> _THE RECORDS_
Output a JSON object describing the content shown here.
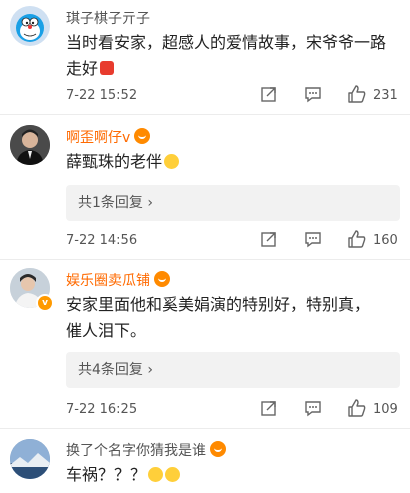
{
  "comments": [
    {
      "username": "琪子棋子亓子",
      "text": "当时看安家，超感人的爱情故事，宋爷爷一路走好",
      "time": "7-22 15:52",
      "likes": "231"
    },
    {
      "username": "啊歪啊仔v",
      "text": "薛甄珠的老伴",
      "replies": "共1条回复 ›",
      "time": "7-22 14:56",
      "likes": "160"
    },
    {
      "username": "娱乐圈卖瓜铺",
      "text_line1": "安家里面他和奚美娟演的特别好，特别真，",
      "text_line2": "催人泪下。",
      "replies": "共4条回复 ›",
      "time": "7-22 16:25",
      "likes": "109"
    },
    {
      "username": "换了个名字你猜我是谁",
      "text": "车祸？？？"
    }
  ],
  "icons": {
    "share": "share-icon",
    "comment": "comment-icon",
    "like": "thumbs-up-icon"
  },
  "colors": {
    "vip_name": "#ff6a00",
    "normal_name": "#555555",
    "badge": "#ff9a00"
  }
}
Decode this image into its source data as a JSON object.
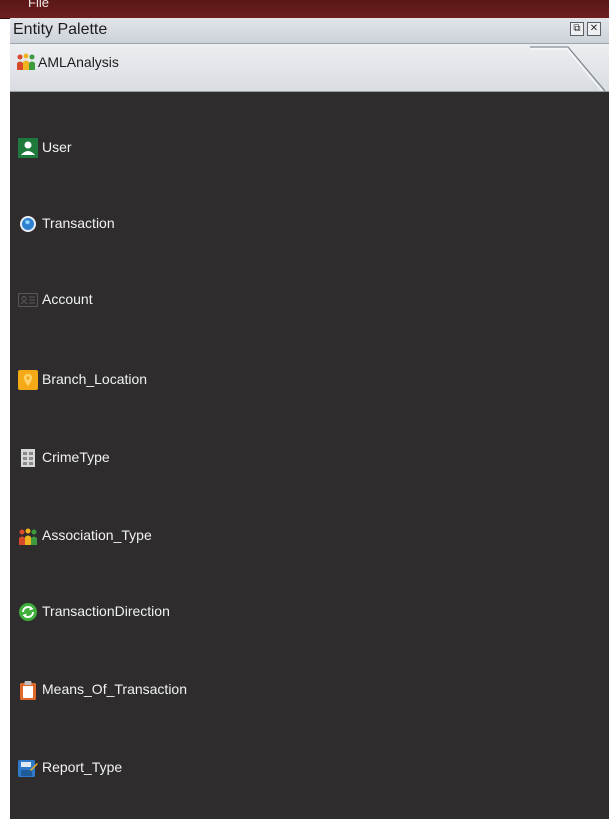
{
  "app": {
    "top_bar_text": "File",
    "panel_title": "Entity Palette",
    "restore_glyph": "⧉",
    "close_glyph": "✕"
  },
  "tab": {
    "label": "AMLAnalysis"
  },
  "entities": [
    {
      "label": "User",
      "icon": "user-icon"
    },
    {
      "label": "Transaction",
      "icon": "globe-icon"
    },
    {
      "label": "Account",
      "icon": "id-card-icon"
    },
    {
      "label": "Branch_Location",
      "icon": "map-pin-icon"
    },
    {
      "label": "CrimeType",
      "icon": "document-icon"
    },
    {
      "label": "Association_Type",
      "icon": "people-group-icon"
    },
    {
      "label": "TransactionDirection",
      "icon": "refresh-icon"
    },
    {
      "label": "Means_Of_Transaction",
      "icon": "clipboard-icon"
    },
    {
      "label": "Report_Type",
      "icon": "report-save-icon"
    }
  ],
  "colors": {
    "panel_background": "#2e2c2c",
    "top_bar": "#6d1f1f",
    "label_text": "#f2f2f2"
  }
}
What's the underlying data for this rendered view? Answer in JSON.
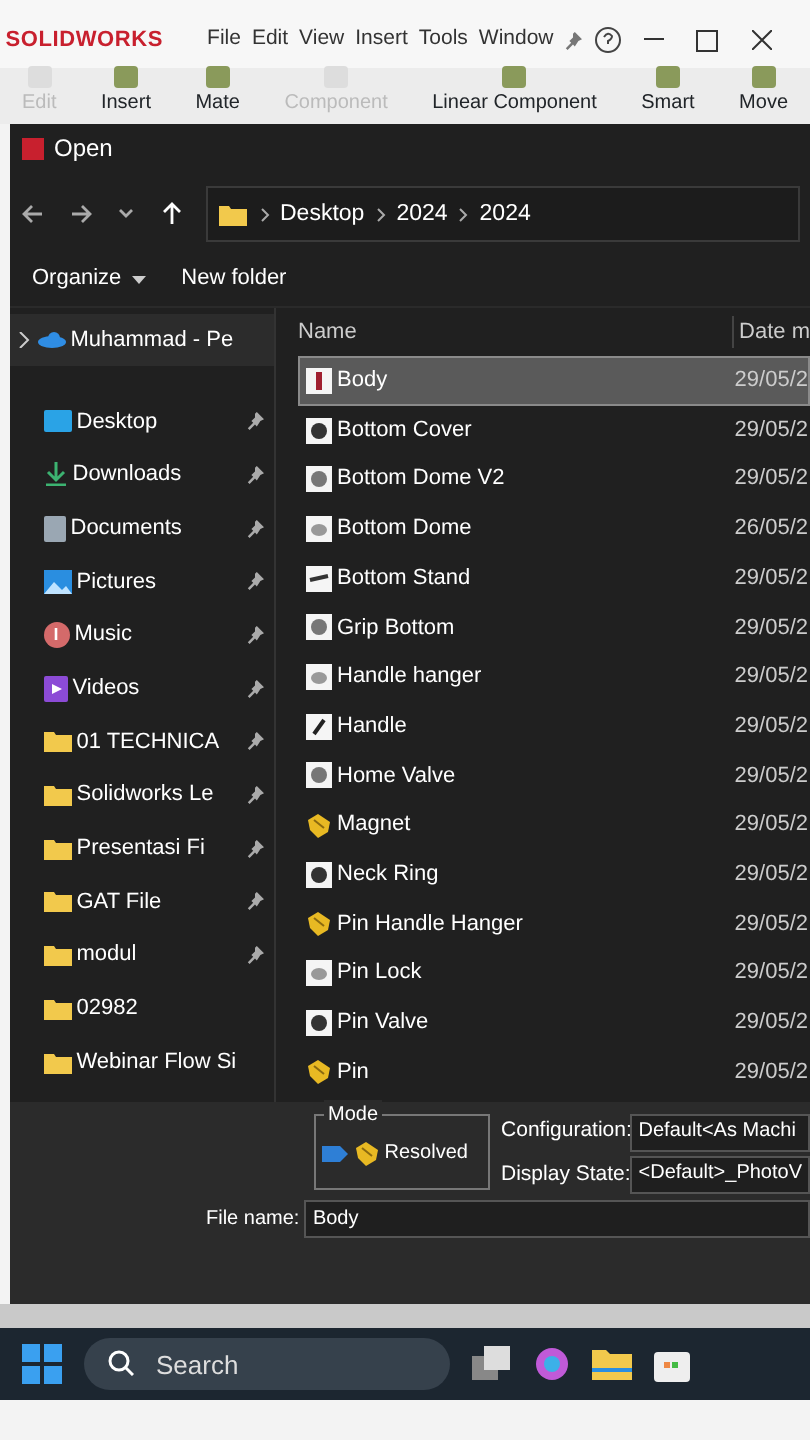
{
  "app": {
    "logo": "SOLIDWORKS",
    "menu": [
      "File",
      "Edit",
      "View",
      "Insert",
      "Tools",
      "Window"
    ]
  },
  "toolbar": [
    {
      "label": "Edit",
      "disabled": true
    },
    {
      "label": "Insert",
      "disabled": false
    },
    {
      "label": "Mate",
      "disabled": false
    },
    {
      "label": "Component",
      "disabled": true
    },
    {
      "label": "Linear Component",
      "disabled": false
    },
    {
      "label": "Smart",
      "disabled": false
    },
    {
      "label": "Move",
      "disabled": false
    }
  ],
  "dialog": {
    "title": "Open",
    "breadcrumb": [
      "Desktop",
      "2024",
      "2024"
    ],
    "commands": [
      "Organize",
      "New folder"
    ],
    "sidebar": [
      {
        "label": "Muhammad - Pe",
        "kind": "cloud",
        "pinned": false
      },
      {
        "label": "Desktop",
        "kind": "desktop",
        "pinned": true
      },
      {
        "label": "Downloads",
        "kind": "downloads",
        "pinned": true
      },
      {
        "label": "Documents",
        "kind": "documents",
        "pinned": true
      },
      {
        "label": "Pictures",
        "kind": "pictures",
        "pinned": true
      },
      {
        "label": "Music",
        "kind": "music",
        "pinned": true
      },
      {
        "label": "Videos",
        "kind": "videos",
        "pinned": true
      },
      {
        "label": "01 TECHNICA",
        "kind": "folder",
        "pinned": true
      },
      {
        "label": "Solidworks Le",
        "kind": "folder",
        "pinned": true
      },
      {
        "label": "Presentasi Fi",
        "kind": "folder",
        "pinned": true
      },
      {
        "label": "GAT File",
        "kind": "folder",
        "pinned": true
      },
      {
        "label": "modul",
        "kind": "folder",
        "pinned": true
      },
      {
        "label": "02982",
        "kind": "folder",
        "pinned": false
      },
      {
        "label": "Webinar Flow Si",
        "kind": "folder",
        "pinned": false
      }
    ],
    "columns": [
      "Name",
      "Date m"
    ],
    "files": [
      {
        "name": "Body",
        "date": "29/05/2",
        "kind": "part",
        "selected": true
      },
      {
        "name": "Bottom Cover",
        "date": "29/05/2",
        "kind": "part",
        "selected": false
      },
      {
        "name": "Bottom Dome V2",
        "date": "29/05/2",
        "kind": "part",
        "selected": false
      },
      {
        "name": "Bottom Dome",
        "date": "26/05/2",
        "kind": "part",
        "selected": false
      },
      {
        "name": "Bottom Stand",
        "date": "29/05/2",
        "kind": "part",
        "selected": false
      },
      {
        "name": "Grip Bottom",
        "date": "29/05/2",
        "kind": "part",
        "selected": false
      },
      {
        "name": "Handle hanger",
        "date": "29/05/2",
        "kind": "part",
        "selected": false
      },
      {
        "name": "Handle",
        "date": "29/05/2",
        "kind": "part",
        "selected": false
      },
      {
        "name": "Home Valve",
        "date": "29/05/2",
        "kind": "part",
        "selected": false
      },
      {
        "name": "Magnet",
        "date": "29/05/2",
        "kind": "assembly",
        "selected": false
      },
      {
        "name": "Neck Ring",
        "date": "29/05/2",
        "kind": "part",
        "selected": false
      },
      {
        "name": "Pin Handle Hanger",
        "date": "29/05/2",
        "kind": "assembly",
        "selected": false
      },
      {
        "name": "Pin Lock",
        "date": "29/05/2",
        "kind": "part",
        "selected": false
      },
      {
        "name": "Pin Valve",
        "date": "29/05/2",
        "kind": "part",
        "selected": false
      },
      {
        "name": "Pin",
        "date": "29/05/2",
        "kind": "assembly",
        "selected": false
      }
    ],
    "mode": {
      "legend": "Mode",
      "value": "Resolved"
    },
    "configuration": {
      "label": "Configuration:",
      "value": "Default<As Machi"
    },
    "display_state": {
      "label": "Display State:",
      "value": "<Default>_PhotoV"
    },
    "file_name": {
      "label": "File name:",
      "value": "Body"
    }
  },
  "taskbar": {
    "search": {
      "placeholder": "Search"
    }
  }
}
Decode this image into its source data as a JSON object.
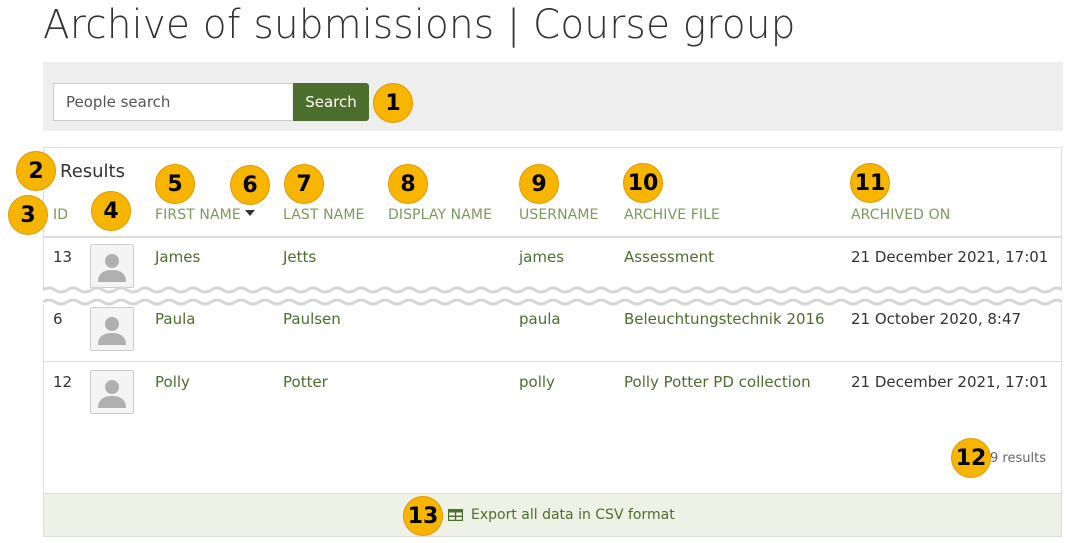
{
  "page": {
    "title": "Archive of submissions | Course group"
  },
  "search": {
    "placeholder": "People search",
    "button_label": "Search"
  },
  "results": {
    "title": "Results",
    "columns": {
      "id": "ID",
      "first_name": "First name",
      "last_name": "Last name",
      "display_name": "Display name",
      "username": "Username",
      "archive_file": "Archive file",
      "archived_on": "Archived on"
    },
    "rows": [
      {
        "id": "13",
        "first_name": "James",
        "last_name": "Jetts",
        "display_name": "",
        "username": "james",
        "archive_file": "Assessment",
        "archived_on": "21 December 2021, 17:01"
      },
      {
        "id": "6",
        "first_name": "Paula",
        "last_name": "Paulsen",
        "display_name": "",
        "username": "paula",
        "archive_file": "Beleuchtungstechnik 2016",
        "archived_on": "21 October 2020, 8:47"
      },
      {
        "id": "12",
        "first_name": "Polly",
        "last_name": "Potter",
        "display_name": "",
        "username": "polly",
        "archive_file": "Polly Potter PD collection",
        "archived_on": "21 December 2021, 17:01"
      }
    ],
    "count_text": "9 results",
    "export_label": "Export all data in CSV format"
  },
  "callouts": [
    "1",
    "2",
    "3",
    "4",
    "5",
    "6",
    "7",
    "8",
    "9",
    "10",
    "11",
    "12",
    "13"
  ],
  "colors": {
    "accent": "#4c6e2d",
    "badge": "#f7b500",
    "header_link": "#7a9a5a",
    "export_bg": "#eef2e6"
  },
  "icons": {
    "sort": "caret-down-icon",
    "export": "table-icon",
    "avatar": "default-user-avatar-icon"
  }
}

> _WHAT YOU WILL DO_
How many lines of the listing above include the word "JSON"? Reply with the number alone.

> _ANSWER TO THE TASK_
4